[begin Information supplied]

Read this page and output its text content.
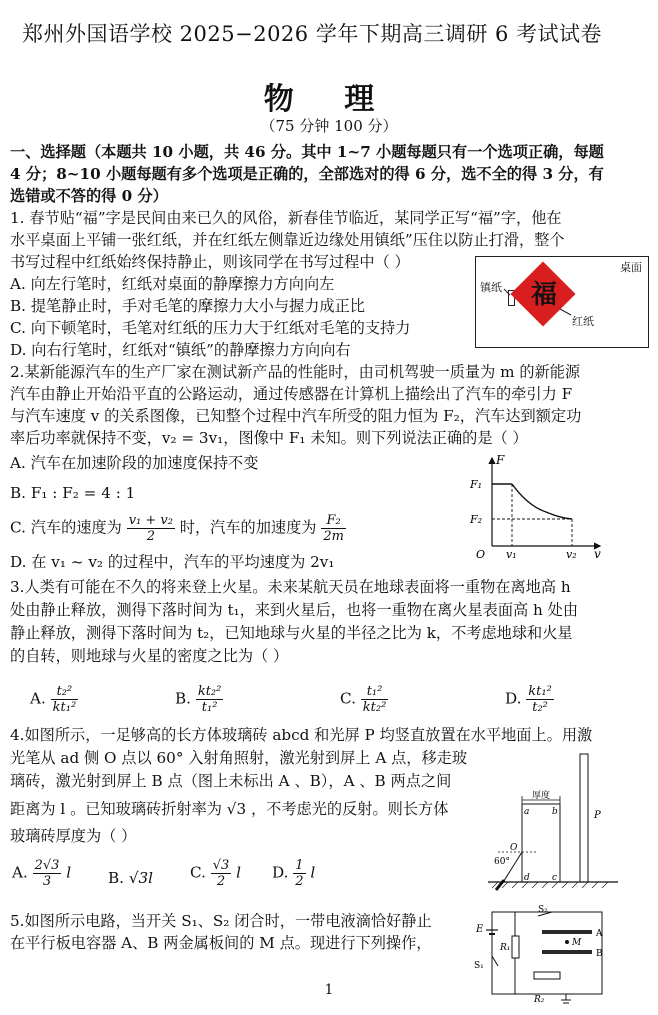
郑州外国语学校 2025−2026 学年下期高三调研 6 考试试卷
物 理
（75 分钟 100 分）
一、选择题（本题共 10 小题，共 46 分。其中 1~7 小题每题只有一个选项正确，每题
4 分；8~10 小题每题有多个选项是正确的，全部选对的得 6 分，选不全的得 3 分，有
选错或不答的得 0 分）
1. 春节贴“福”字是民间由来已久的风俗，新春佳节临近，某同学正写“福”字，他在
水平桌面上平铺一张红纸，并在红纸左侧靠近边缘处用镇纸”压住以防止打滑，整个
书写过程中红纸始终保持静止，则该同学在书写过程中（ ）
A. 向左行笔时，红纸对桌面的静摩擦力方向向左
B. 提笔静止时，手对毛笔的摩擦力大小与握力成正比
C. 向下顿笔时，毛笔对红纸的压力大于红纸对毛笔的支持力
D. 向右行笔时，红纸对“镇纸”的静摩擦力方向向右
桌面
镇纸 福
红纸
2.某新能源汽车的生产厂家在测试新产品的性能时，由司机驾驶一质量为 m 的新能源
汽车由静止开始沿平直的公路运动，通过传感器在计算机上描绘出了汽车的牵引力 F
与汽车速度 v 的关系图像，已知整个过程中汽车所受的阻力恒为 F₂，汽车达到额定功
率后功率就保持不变，v₂ = 3v₁，图像中 F₁ 未知。则下列说法正确的是（ ）
A. 汽车在加速阶段的加速度保持不变
B. F₁ : F₂ = 4 : 1
C. 汽车的速度为 $\frac{\text{v₁ + v₂}}{2}$ 时，汽车的加速度为 $\frac{\text{F₂}}{2m}$
D. 在 v₁ ~ v₂ 的过程中，汽车的平均速度为 2v₁
F
v
O
F₁
F₂
v₁	v₂
3.人类有可能在不久的将来登上火星。未来某航天员在地球表面将一重物在离地高 h
处由静止释放，测得下落时间为 t₁，来到火星后，也将一重物在离火星表面高 h 处由
静止释放，测得下落时间为 t₂，已知地球与火星的半径之比为 k，不考虑地球和火星
的自转，则地球与火星的密度之比为（ ）
A. $\frac{\text{t₂²}}{\text{kt₁²}}$	B. $\frac{\text{kt₂²}}{\text{t₁²}}$	C. $\frac{\text{t₁²}}{\text{kt₂²}}$	D. $\frac{\text{kt₁²}}{\text{t₂²}}$
4.如图所示，一足够高的长方体玻璃砖 abcd 和光屏 P 均竖直放置在水平地面上。用激
光笔从 ad 侧 O 点以 60° 入射角照射，激光射到屏上 A 点，移走玻
璃砖，激光射到屏上 B 点（图上未标出 A 、B），A 、B 两点之间
距离为 l 。已知玻璃砖折射率为 √3 ，不考虑光的反射。则长方体
玻璃砖厚度为（ ）
A. $\frac{2√3}{3}$ l B. √3l C. $\frac{√3}{2}$ l D. $\frac{1}{2}$ l
厚度
a	b
c
d
P
O
60°
5.如图所示电路，当开关 S₁、S₂ 闭合时，一带电液滴恰好静止
在平行板电容器 A、B 两金属板间的 M 点。现进行下列操作，
E
S₁
R₁
S₂
M
A
B
R₂
1
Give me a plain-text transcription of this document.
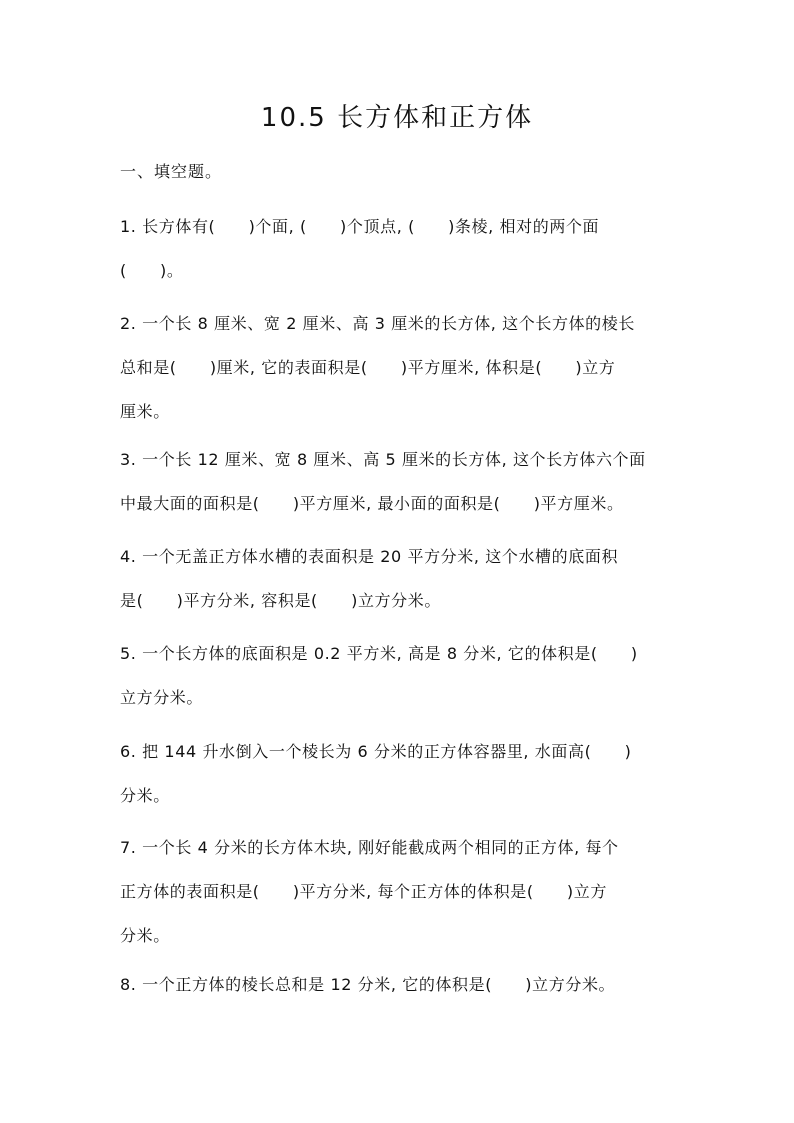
10.5 长方体和正方体
一、填空题。
1. 长方体有(　　)个面, (　　)个顶点, (　　)条棱, 相对的两个面
(　　)。
2. 一个长 8 厘米、宽 2 厘米、高 3 厘米的长方体, 这个长方体的棱长
总和是(　　)厘米, 它的表面积是(　　)平方厘米, 体积是(　　)立方
厘米。
3. 一个长 12 厘米、宽 8 厘米、高 5 厘米的长方体, 这个长方体六个面
中最大面的面积是(　　)平方厘米, 最小面的面积是(　　)平方厘米。
4. 一个无盖正方体水槽的表面积是 20 平方分米, 这个水槽的底面积
是(　　)平方分米, 容积是(　　)立方分米。
5. 一个长方体的底面积是 0.2 平方米, 高是 8 分米, 它的体积是(　　)
立方分米。
6. 把 144 升水倒入一个棱长为 6 分米的正方体容器里, 水面高(　　)
分米。
7. 一个长 4 分米的长方体木块, 刚好能截成两个相同的正方体, 每个
正方体的表面积是(　　)平方分米, 每个正方体的体积是(　　)立方
分米。
8. 一个正方体的棱长总和是 12 分米, 它的体积是(　　)立方分米。
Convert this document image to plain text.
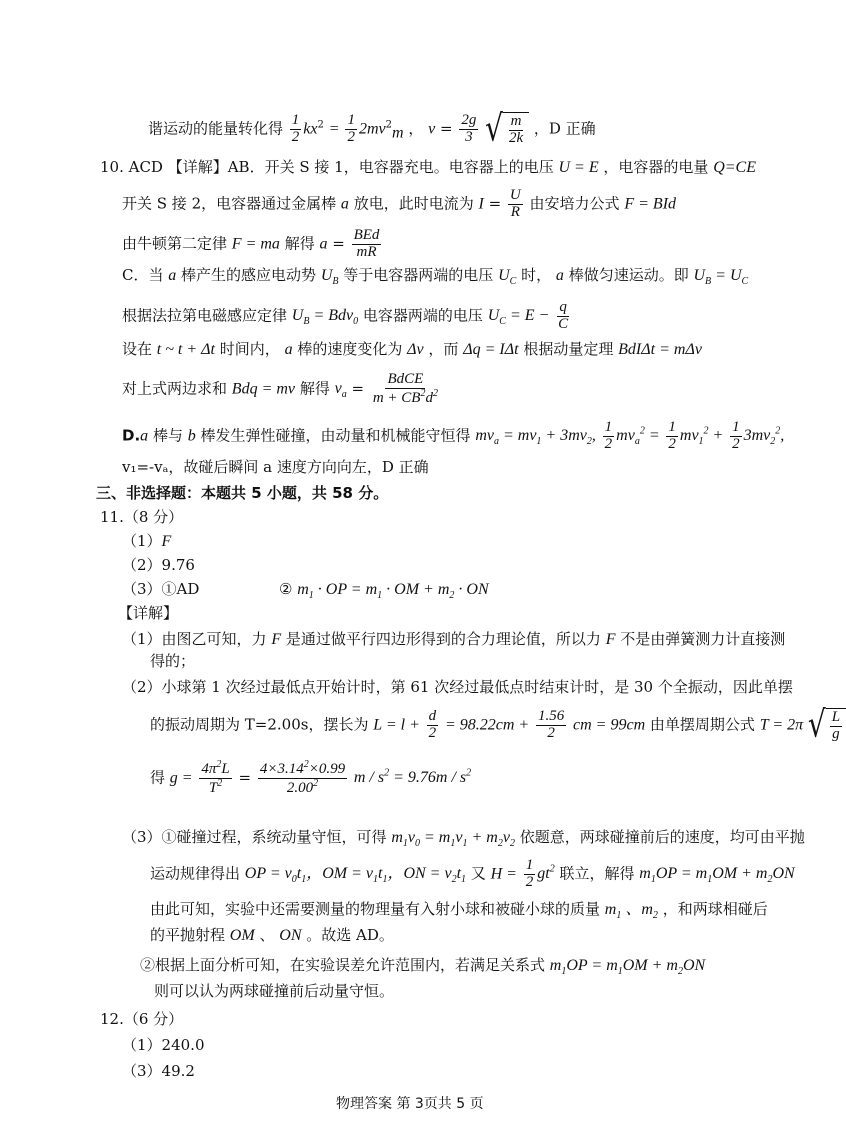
谐运动的能量转化得 $\frac{1}{2} kx^2 = \frac{1}{2} 2mv^2_m$ ， $v = \frac{2g}{3}$
√ $\frac{m}{2k}$ ，D 正确
10. ACD 【详解】AB．开关 S 接 1，电容器充电。电容器上的电压 U = E ，电容器的电量 Q=CE
开关 S 接 2，电容器通过金属棒 a 放电，此时电流为 $I = \frac{U}{R}$ 由安培力公式 F = BId
由牛顿第二定律 F = ma 解得 $a = \frac{\text{BEd}}{mR}$
C．当 a 棒产生的感应电动势 $U_B$ 等于电容器两端的电压 $U_C$ 时， a 棒做匀速运动。即 $U_B = U_C$
根据法拉第电磁感应定律 $U_B = Bdv_0$ 电容器两端的电压 $U_C = E - \frac{q}{C}$
设在 t ~ t + Δt 时间内， a 棒的速度变化为 Δv ，而 Δq = IΔt 根据动量定理 BdIΔt = mΔv
对上式两边求和 Bdq = mv 解得 $v_a = \frac{\text{BdCE}}{m + CB^2d^2}$
D.a 棒与 b 棒发生弹性碰撞，由动量和机械能守恒得 $mv_a = mv_1 + 3mv_2$, $\frac{1}{2} mv_a^2 = \frac{1}{2} mv_1^2 + \frac{1}{2} 3mv_2^2$,
v₁=-vₐ，故碰后瞬间 a 速度方向向左，D 正确
三、非选择题：本题共 5 小题，共 58 分。
11.（8 分）
（1）F
（2）9.76
（3）①AD	② $m_1$ · OP = $m_1$ · OM + $m_2$ · ON
【详解】
（1）由图乙可知，力 F 是通过做平行四边形得到的合力理论值，所以力 F 不是由弹簧测力计直接测
得的；
（2）小球第 1 次经过最低点开始计时，第 61 次经过最低点时结束计时，是 30 个全振动，因此单摆
的振动周期为 T=2.00s，摆长为 $L = l + \frac{d}{2} = 98.22cm + \frac{1.56}{2}$ cm = 99cm 由单摆周期公式 T = 2π √ $\frac{L}{g}$
得 $g = \frac{4\pi^2L}{T^2} = \frac{4\times 3.14^2\times 0.99}{2.00^2}$ $m / s^2 = 9.76m / s^2$
（3）①碰撞过程，系统动量守恒，可得 $m_1v_0 = m_1v_1 + m_2v_2$ 依题意，两球碰撞前后的速度，均可由平抛
运动规律得出 OP = $v_0t_1$，OM = $v_1t_1$，ON = $v_2t_1$ 又 $H = \frac{1}{2} gt^2$ 联立，解得 $m_1OP = m_1OM + m_2ON$
由此可知，实验中还需要测量的物理量有入射小球和被碰小球的质量 $m_1$ 、$m_2$ ，和两球相碰后
的平抛射程 OM 、 ON 。故选 AD。
②根据上面分析可知，在实验误差允许范围内，若满足关系式 $m_1OP = m_1OM + m_2ON$
则可以认为两球碰撞前后动量守恒。
12.（6 分）
（1）240.0
（3）49.2
物理答案 第 3页共 5 页
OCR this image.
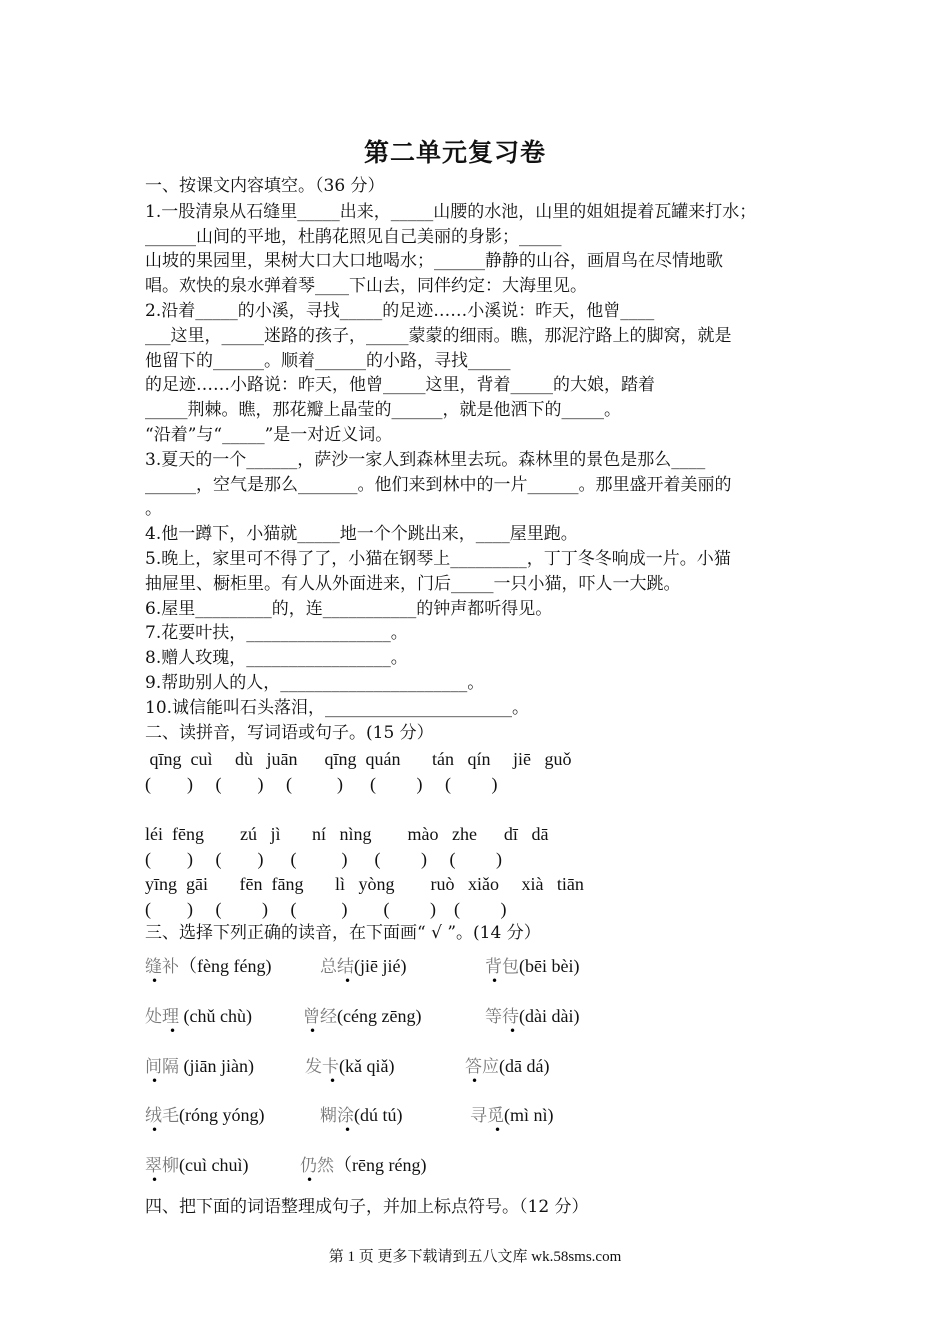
第二单元复习卷
一、按课文内容填空。（36 分）
1.一股清泉从石缝里_____出来，_____山腰的水池，山里的姐姐提着瓦罐来打水；
______山间的平地，杜鹃花照见自己美丽的身影；_____
山坡的果园里，果树大口大口地喝水；______静静的山谷，画眉鸟在尽情地歌
唱。欢快的泉水弹着琴____下山去，同伴约定：大海里见。
2.沿着_____的小溪，寻找_____的足迹……小溪说：昨天，他曾____
___这里，_____迷路的孩子，_____蒙蒙的细雨。瞧，那泥泞路上的脚窝，就是
他留下的______。顺着______的小路，寻找_____
的足迹……小路说：昨天，他曾_____这里，背着_____的大娘，踏着
_____荆棘。瞧，那花瓣上晶莹的______，就是他洒下的_____。
“沿着”与“_____”是一对近义词。
3.夏天的一个______，萨沙一家人到森林里去玩。森林里的景色是那么____
______，空气是那么_______。他们来到林中的一片______。那里盛开着美丽的
。
4.他一蹲下，小猫就_____地一个个跳出来，____屋里跑。
5.晚上，家里可不得了了，小猫在钢琴上_________，丁丁冬冬响成一片。小猫
抽屉里、橱柜里。有人从外面进来，门后_____一只小猫，吓人一大跳。
6.屋里_________的，连___________的钟声都听得见。
7.花要叶扶，_________________。
8.赠人玫瑰，_________________。
9.帮助别人的人，______________________。
10.诚信能叫石头落泪，______________________。
二、读拼音，写词语或句子。(15 分）
qīng  cuì     dù   juān      qīng  quán       tán   qín     jiē   guǒ
(        )     (        )     (          )      (         )     (         )
léi  fēng        zú   jì       ní   nìng        mào   zhe      dī   dā
(        )     (        )      (          )      (         )     (         )
yīng  gāi       fēn  fāng       lì   yòng        ruò   xiǎo     xià   tiān
(        )     (         )     (          )        (         )    (         )
三、选择下列正确的读音，在下面画“ √ ”。(14 分）
缝补（fèng féng)
•
总结(jiē jié)
•
背包(bēi bèi)
•
处理 (chǔ chù)
•
曾经(céng zēng)
•
等待(dài dài)
•
间隔 (jiān jiàn)
•
发卡(kǎ qiǎ)
•
答应(dā dá)
•
绒毛(róng yóng)
•
糊涂(dú tú)
•
寻觅(mì nì)
•
翠柳(cuì chuì)
•
仍然（rēng réng)
•
四、把下面的词语整理成句子，并加上标点符号。（12 分）
第 1 页 更多下载请到五八文库 wk.58sms.com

[end Information supplied]

What you will do:
Look over the material above and show each line where "plain" appears.

Answer to the problem:
Give me a plain-text transcription of this document.
Convert this document image to plain text.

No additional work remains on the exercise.